### Seite:
Parlamentskorrespondenz Nr. 60 vom 20.01.2011

Betriebe müssen Einkommen von Männern und Frauen transparent machen

Rechnungshofprüfung zu Spekulationsverlusten der ÖBB

Wien (PK) – Vor Beginn der Debatte um Einkommensgerechtigkeit zwischen Männern und Frauen gab der vorsitzführende Dritte Nationalratspräsident Martin GRAF bekannt, dass die Grünen, die FPÖ und das BZÖ ein gemeinsames Verlangen zur Betrauung des ständigen Unterausschusses des Rechnungshofausschusses mit der Prüfung der Spekulationsverluste der ÖBB, des Kaufes der ungarischen MAV Cargo und des Beschaffungswesens seit dem Jahr 2000 gestellt haben. Diesem Verlangen ist gemäß Geschäftsordnung Rechnung zu tragen.

### Gespeicherte Datensatzeinträge:
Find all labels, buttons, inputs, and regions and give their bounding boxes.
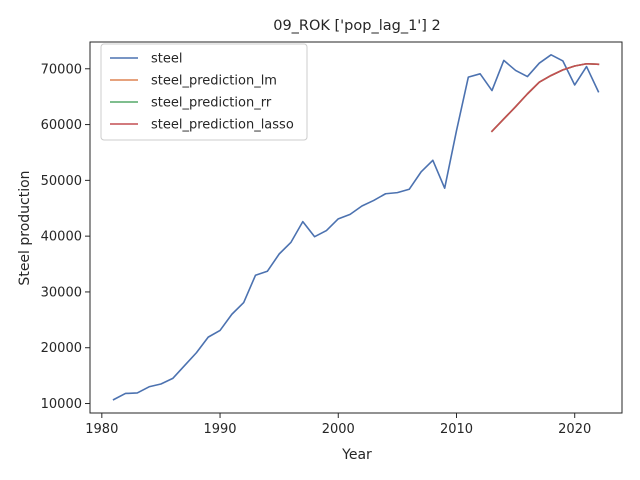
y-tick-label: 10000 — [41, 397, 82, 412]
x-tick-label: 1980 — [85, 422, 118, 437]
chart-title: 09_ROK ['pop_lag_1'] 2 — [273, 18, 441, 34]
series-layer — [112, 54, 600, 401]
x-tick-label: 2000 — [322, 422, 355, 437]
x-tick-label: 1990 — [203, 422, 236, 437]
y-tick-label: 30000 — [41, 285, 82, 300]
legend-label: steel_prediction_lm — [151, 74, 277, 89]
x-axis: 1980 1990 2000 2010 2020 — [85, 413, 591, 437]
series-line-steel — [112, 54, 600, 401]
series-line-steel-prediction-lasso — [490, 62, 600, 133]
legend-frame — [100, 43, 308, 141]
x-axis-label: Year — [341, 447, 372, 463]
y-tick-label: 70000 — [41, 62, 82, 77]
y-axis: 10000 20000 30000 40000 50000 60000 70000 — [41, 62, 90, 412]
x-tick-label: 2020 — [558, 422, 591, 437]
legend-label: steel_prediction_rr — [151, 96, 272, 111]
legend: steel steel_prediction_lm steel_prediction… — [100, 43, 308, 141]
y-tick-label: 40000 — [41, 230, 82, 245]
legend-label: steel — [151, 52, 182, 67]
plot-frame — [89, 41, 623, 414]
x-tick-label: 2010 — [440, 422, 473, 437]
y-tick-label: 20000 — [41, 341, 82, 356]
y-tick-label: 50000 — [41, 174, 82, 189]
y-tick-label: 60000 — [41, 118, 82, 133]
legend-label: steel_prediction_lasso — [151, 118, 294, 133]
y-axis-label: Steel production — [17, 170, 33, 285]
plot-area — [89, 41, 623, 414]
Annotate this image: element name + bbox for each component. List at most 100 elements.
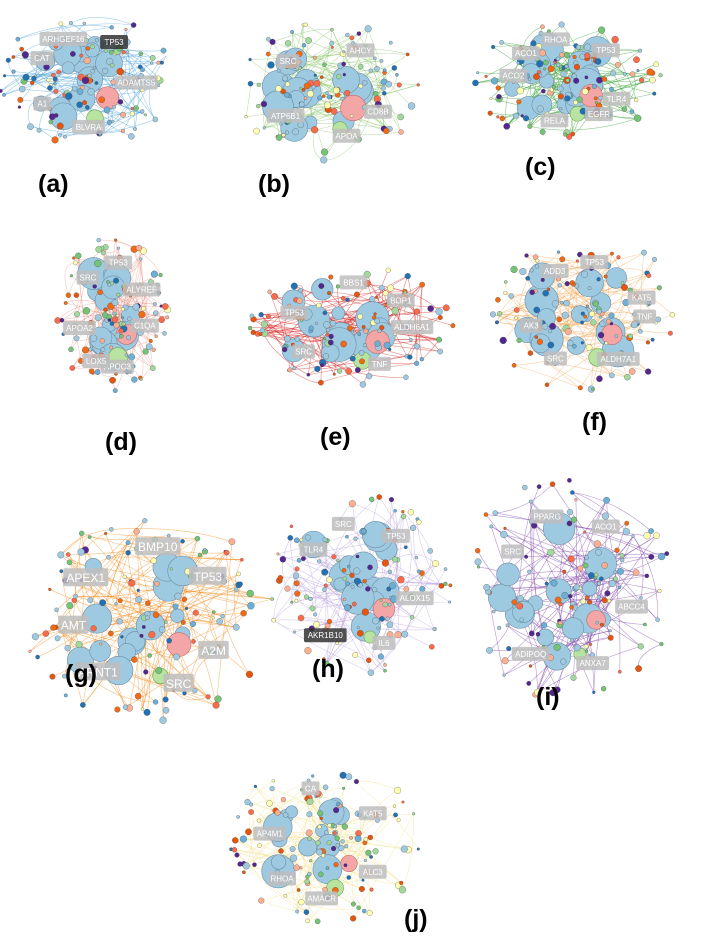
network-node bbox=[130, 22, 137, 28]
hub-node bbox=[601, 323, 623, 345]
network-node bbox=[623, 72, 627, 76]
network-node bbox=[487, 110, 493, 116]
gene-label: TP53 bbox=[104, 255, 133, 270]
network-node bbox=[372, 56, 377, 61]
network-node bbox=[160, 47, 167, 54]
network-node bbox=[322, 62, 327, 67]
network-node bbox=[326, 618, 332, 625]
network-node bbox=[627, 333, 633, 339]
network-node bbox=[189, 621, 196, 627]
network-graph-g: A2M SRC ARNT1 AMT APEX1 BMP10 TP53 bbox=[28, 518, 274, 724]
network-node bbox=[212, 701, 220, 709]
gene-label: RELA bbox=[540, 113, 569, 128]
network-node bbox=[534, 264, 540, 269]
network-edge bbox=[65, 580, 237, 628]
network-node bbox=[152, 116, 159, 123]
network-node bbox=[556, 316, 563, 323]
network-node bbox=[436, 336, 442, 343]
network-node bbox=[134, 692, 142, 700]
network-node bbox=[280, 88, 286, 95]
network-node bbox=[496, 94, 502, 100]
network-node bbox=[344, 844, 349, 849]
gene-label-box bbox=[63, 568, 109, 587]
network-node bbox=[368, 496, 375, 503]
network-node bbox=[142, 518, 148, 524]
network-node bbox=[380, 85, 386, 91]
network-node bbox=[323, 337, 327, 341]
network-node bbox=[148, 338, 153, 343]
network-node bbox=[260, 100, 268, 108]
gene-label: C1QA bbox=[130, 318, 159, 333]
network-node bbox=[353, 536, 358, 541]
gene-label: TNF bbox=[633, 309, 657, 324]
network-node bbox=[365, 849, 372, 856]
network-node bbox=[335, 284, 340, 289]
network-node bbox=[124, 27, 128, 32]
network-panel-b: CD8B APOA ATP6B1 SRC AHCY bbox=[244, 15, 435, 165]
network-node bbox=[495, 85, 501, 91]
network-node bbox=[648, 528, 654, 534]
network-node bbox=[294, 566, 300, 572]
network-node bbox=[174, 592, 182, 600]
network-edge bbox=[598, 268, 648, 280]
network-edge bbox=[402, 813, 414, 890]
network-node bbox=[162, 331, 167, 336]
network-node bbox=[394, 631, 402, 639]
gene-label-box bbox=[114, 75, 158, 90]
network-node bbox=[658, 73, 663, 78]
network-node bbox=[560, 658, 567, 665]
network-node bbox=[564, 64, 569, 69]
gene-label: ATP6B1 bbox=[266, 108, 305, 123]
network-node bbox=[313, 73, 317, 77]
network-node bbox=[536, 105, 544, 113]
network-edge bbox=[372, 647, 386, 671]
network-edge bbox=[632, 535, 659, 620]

### Zu erledigen:
**1.** Beantworte zur Parlamentskorrespondenz über Einkommenstransparenz und die ÖBB-Prüfung folgende Fragen:
(a) Welche Nummer und welches Datum trägt die Parlamentskorrespondenz?
(b) Welche Parteien haben das gemeinsame Verlangen gestellt?
(c) Seit welchem Jahr soll das Beschaffungswesen geprüft werden?
**2.** Stelle in den Datensätzen alles von der Zeile mit „y-tick-label: 10000 — [41, 397, 82, 412]“ bis hinunter zur Zeile mit „y-axis: 10000 20000“ als nummerierte Liste dar, beide Zeilen eingeschlossen und ohne Leerzeilen.

### Als Antwort:
**1.**
(a) Die Parlamentskorrespondenz trägt die Nr. 60 und stammt vom 20.01.2011.
(b) Die Grünen, die FPÖ und das BZÖ haben das gemeinsame Verlangen gestellt.
(c) Das Beschaffungswesen soll seit dem Jahr 2000 geprüft werden.

**2.**
1. y-tick-label: 10000 — [41, 397, 82, 412]
2. x-tick-label: 1980 — [85, 422, 118, 437]
3. chart-title: 09_ROK ['pop_lag_1'] 2 — [273, 18, 441, 34]
4. series-layer — [112, 54, 600, 401]
5. x-tick-label: 2000 — [322, 422, 355, 437]
6. x-tick-label: 1990 — [203, 422, 236, 437]
7. y-tick-label: 30000 — [41, 285, 82, 300]
8. legend-label: steel_prediction_lm — [151, 74, 277, 89]
9. x-axis: 1980 1990 2000 2010 2020 — [85, 413, 591, 437]
10. series-line-steel — [112, 54, 600, 401]
11. series-line-steel-prediction-lasso — [490, 62, 600, 133]
12. legend-frame — [100, 43, 308, 141]
13. x-axis-label: Year — [341, 447, 372, 463]
14. y-tick-label: 70000 — [41, 62, 82, 77]
15. y-axis: 10000 20000 30000 40000 50000 60000 70000 — [41, 62, 90, 412]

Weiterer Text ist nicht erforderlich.